> _TASK TO CARRY OUT_: Print the entries from the line with "legend-label: Blue Response: [127, 12, 215, 27]" up to and including the line with "plot-frame: [655, 31, 666, 366]", reproducing each line without any change.

▶

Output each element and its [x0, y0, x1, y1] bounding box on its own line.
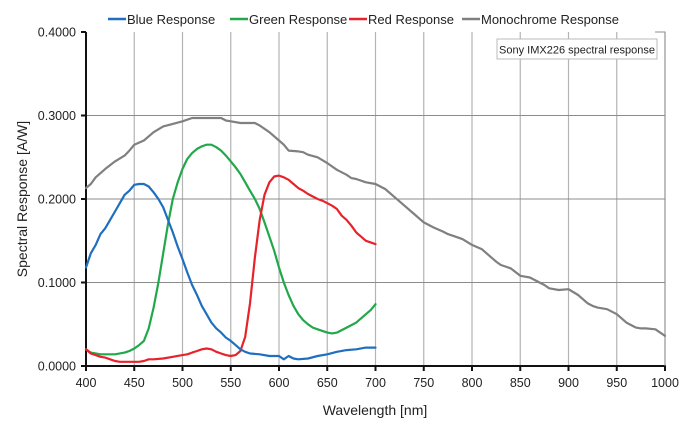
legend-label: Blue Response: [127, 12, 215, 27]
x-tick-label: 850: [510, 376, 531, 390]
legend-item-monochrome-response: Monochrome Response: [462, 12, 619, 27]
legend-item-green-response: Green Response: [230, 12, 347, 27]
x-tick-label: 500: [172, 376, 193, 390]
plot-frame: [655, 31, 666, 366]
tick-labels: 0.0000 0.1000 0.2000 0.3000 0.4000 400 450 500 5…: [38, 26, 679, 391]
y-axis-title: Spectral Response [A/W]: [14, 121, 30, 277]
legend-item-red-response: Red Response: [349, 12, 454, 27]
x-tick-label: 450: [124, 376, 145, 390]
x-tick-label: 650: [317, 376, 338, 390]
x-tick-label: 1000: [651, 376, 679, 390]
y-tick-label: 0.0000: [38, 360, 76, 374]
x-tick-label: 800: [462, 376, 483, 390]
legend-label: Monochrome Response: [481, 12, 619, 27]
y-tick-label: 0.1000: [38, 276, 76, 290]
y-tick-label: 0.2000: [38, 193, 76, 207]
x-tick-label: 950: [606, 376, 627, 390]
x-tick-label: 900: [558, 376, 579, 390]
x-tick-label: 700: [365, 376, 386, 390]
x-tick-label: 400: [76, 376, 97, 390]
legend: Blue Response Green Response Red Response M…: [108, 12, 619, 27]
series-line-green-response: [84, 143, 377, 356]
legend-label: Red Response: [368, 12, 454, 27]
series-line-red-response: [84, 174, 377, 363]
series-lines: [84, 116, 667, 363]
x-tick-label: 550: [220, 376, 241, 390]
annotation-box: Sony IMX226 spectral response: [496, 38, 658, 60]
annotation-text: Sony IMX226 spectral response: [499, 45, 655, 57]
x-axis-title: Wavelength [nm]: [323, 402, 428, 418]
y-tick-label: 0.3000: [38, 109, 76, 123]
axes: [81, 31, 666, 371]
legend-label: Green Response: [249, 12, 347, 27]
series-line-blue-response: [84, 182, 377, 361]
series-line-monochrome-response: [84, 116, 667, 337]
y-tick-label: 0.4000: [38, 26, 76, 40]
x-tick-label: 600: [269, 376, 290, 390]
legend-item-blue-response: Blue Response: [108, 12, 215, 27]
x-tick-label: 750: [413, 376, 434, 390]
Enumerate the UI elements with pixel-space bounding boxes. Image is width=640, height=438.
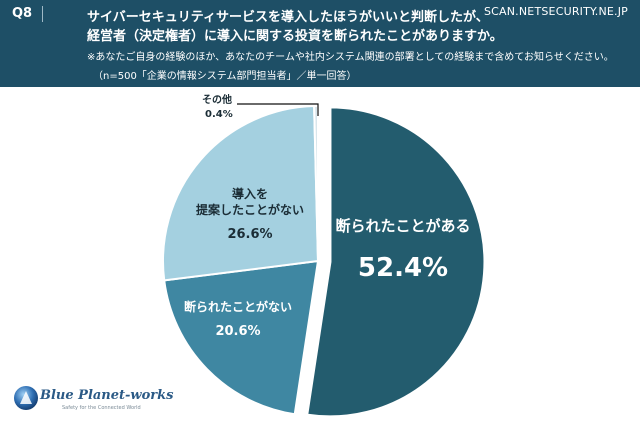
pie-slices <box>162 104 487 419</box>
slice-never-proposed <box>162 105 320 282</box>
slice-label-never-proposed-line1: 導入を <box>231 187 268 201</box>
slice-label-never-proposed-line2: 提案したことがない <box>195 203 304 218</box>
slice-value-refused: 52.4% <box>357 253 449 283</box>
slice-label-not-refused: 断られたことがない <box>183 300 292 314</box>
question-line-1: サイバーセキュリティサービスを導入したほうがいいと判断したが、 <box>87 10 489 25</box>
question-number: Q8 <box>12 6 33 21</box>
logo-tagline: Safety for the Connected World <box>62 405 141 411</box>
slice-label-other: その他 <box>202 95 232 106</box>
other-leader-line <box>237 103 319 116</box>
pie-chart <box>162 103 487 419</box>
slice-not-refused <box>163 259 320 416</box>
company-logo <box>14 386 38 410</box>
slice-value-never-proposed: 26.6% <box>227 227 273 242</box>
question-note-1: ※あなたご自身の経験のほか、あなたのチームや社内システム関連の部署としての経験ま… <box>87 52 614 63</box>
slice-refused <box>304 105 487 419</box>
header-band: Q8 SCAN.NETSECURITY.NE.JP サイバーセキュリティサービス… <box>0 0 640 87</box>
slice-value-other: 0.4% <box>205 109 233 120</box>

◀

> _EXERCISE OUTPUT_:
legend-label: Blue Response: [127, 12, 215, 27]
x-tick-label: 850: [510, 376, 531, 390]
legend-item-monochrome-response: Monochrome Response: [462, 12, 619, 27]
legend-item-green-response: Green Response: [230, 12, 347, 27]
x-tick-label: 500: [172, 376, 193, 390]
plot-frame: [655, 31, 666, 366]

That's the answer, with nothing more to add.